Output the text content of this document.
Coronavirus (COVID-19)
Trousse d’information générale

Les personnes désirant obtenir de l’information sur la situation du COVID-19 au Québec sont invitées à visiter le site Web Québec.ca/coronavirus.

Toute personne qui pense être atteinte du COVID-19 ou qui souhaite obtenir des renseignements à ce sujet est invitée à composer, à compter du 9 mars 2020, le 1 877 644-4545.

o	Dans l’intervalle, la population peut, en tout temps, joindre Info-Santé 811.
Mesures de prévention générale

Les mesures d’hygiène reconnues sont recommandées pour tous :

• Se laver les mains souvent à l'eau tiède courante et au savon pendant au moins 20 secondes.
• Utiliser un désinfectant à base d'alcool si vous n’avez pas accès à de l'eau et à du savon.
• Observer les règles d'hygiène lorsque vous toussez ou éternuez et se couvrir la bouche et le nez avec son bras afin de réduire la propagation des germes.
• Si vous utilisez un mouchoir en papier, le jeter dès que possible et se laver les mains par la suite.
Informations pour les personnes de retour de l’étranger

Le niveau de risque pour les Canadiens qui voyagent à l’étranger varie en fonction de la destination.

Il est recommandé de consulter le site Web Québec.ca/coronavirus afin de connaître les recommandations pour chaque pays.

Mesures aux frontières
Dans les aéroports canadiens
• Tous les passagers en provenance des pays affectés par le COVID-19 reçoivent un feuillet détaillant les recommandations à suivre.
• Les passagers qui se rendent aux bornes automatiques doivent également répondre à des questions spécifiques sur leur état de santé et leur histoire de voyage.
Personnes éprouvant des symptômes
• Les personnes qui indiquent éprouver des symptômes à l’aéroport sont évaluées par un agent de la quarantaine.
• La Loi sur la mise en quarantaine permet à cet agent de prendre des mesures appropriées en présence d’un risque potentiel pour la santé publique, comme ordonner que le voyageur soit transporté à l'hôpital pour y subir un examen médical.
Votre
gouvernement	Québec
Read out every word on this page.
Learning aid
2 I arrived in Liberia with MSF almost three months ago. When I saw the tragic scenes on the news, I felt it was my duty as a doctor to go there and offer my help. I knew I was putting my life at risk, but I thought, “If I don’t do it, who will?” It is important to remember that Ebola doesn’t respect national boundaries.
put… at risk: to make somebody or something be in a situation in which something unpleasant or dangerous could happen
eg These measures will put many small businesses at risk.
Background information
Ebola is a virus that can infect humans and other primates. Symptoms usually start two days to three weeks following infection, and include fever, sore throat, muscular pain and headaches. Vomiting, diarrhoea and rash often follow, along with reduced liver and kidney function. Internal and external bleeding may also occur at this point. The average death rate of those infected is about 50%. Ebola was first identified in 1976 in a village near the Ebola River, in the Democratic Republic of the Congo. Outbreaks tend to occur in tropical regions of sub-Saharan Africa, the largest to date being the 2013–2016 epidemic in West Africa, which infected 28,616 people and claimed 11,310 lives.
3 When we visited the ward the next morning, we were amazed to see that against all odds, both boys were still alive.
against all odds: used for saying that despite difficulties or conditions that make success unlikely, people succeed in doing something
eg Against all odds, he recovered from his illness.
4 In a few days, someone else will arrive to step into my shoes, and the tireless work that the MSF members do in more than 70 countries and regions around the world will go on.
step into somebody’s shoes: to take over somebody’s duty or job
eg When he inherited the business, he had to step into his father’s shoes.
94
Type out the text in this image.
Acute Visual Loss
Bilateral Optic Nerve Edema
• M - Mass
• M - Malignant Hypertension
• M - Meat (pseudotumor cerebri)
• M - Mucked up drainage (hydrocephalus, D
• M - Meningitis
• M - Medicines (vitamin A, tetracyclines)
● ● ● ● ●
▸ Assigned task
Please write out, exactly as they appear, the lines from the line containing "Type out the text in this image." through the last line of the records above, both included.

▸ Solution to this problem
Type out the text in this image.
Acute Visual Loss
Bilateral Optic Nerve Edema
• M - Mass
• M - Malignant Hypertension
• M - Meat (pseudotumor cerebri)
• M - Mucked up drainage (hydrocephalus, D
• M - Meningitis
• M - Medicines (vitamin A, tetracyclines)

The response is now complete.